WRITTEN REQUEST
Extract the records in full, leaving every picture out.

:: DATA SECTION ::

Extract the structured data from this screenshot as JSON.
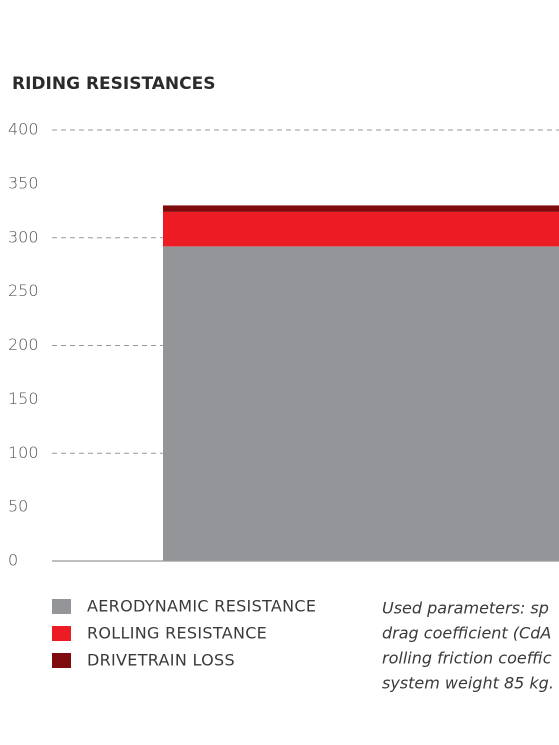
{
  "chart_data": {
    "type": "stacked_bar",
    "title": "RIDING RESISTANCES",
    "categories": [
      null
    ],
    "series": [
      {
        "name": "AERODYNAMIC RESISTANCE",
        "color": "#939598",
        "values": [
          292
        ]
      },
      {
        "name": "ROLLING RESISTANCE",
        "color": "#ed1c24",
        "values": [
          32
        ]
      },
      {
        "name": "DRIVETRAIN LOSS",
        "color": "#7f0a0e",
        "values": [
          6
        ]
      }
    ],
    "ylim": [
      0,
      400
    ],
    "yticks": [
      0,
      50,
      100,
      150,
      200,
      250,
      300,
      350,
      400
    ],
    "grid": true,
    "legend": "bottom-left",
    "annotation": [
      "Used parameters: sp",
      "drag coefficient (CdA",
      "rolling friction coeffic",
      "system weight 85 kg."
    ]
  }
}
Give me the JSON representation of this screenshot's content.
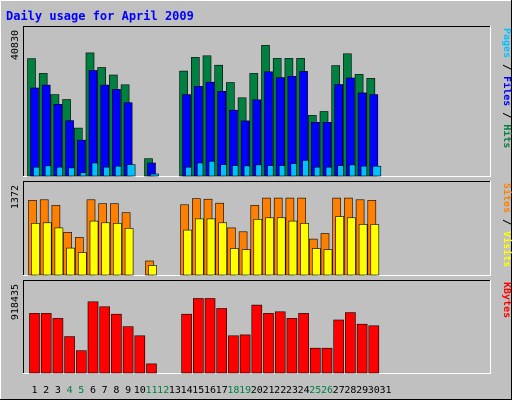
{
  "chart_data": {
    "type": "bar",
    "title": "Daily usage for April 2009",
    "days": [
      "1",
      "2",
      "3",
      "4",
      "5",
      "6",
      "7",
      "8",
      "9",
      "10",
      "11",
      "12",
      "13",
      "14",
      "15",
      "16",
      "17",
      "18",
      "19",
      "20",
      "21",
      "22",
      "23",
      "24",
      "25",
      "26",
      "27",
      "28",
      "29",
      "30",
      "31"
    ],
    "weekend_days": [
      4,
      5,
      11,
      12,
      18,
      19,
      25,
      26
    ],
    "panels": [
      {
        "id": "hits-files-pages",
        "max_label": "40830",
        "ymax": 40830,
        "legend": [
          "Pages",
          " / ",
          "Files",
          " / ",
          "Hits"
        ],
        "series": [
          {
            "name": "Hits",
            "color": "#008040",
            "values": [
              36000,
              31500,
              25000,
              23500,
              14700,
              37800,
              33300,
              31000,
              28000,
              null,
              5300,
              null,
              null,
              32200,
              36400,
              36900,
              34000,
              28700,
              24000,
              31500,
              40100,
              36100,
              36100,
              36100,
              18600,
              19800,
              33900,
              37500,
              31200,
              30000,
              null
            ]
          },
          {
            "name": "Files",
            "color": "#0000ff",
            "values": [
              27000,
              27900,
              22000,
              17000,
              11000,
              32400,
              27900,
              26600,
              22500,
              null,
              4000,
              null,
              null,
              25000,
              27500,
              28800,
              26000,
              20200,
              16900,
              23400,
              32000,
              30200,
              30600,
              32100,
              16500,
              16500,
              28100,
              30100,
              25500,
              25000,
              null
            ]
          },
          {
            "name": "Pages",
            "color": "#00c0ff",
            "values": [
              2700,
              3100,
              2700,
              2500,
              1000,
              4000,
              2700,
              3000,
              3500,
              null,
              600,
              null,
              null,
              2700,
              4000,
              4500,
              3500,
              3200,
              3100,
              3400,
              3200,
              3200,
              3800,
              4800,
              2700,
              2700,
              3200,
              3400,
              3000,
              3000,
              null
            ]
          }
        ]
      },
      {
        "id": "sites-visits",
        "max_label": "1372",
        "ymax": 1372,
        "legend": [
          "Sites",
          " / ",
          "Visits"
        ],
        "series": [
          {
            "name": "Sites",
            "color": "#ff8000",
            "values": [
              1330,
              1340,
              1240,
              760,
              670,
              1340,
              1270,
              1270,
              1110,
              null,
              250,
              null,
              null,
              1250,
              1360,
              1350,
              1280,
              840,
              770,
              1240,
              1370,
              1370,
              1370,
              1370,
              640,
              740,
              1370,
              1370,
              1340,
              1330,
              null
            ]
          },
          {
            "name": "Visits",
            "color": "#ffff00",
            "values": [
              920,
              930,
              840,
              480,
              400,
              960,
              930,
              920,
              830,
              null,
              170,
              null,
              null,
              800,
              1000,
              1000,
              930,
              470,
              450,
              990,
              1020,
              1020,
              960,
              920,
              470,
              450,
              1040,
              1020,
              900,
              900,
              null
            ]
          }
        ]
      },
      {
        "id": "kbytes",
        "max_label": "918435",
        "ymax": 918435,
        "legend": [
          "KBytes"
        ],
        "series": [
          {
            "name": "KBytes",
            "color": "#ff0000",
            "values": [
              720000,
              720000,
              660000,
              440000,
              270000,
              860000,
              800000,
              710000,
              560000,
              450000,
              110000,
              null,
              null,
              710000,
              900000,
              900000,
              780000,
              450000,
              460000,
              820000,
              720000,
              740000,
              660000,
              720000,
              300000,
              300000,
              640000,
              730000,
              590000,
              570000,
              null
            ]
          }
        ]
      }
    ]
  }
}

:::

TASK ANSWER
Extract the structured data from this screenshot as JSON.
{
  "chart_data": {
    "type": "stacked_bar",
    "title": "RIDING RESISTANCES",
    "categories": [
      null
    ],
    "series": [
      {
        "name": "AERODYNAMIC RESISTANCE",
        "color": "#939598",
        "values": [
          292
        ]
      },
      {
        "name": "ROLLING RESISTANCE",
        "color": "#ed1c24",
        "values": [
          32
        ]
      },
      {
        "name": "DRIVETRAIN LOSS",
        "color": "#7f0a0e",
        "values": [
          6
        ]
      }
    ],
    "ylim": [
      0,
      400
    ],
    "yticks": [
      0,
      50,
      100,
      150,
      200,
      250,
      300,
      350,
      400
    ],
    "grid": true,
    "legend": "bottom-left",
    "annotation": [
      "Used parameters: sp",
      "drag coefficient (CdA",
      "rolling friction coeffic",
      "system weight 85 kg."
    ]
  }
}
Give me the JSON representation of this screenshot's content.
{
  "chart_data": {
    "type": "bar",
    "title": "Daily usage for April 2009",
    "days": [
      "1",
      "2",
      "3",
      "4",
      "5",
      "6",
      "7",
      "8",
      "9",
      "10",
      "11",
      "12",
      "13",
      "14",
      "15",
      "16",
      "17",
      "18",
      "19",
      "20",
      "21",
      "22",
      "23",
      "24",
      "25",
      "26",
      "27",
      "28",
      "29",
      "30",
      "31"
    ],
    "weekend_days": [
      4,
      5,
      11,
      12,
      18,
      19,
      25,
      26
    ],
    "panels": [
      {
        "id": "hits-files-pages",
        "max_label": "40830",
        "ymax": 40830,
        "legend": [
          "Pages",
          " / ",
          "Files",
          " / ",
          "Hits"
        ],
        "series": [
          {
            "name": "Hits",
            "color": "#008040",
            "values": [
              36000,
              31500,
              25000,
              23500,
              14700,
              37800,
              33300,
              31000,
              28000,
              null,
              5300,
              null,
              null,
              32200,
              36400,
              36900,
              34000,
              28700,
              24000,
              31500,
              40100,
              36100,
              36100,
              36100,
              18600,
              19800,
              33900,
              37500,
              31200,
              30000,
              null
            ]
          },
          {
            "name": "Files",
            "color": "#0000ff",
            "values": [
              27000,
              27900,
              22000,
              17000,
              11000,
              32400,
              27900,
              26600,
              22500,
              null,
              4000,
              null,
              null,
              25000,
              27500,
              28800,
              26000,
              20200,
              16900,
              23400,
              32000,
              30200,
              30600,
              32100,
              16500,
              16500,
              28100,
              30100,
              25500,
              25000,
              null
            ]
          },
          {
            "name": "Pages",
            "color": "#00c0ff",
            "values": [
              2700,
              3100,
              2700,
              2500,
              1000,
              4000,
              2700,
              3000,
              3500,
              null,
              600,
              null,
              null,
              2700,
              4000,
              4500,
              3500,
              3200,
              3100,
              3400,
              3200,
              3200,
              3800,
              4800,
              2700,
              2700,
              3200,
              3400,
              3000,
              3000,
              null
            ]
          }
        ]
      },
      {
        "id": "sites-visits",
        "max_label": "1372",
        "ymax": 1372,
        "legend": [
          "Sites",
          " / ",
          "Visits"
        ],
        "series": [
          {
            "name": "Sites",
            "color": "#ff8000",
            "values": [
              1330,
              1340,
              1240,
              760,
              670,
              1340,
              1270,
              1270,
              1110,
              null,
              250,
              null,
              null,
              1250,
              1360,
              1350,
              1280,
              840,
              770,
              1240,
              1370,
              1370,
              1370,
              1370,
              640,
              740,
              1370,
              1370,
              1340,
              1330,
              null
            ]
          },
          {
            "name": "Visits",
            "color": "#ffff00",
            "values": [
              920,
              930,
              840,
              480,
              400,
              960,
              930,
              920,
              830,
              null,
              170,
              null,
              null,
              800,
              1000,
              1000,
              930,
              470,
              450,
              990,
              1020,
              1020,
              960,
              920,
              470,
              450,
              1040,
              1020,
              900,
              900,
              null
            ]
          }
        ]
      },
      {
        "id": "kbytes",
        "max_label": "918435",
        "ymax": 918435,
        "legend": [
          "KBytes"
        ],
        "series": [
          {
            "name": "KBytes",
            "color": "#ff0000",
            "values": [
              720000,
              720000,
              660000,
              440000,
              270000,
              860000,
              800000,
              710000,
              560000,
              450000,
              110000,
              null,
              null,
              710000,
              900000,
              900000,
              780000,
              450000,
              460000,
              820000,
              720000,
              740000,
              660000,
              720000,
              300000,
              300000,
              640000,
              730000,
              590000,
              570000,
              null
            ]
          }
        ]
      }
    ]
  }
}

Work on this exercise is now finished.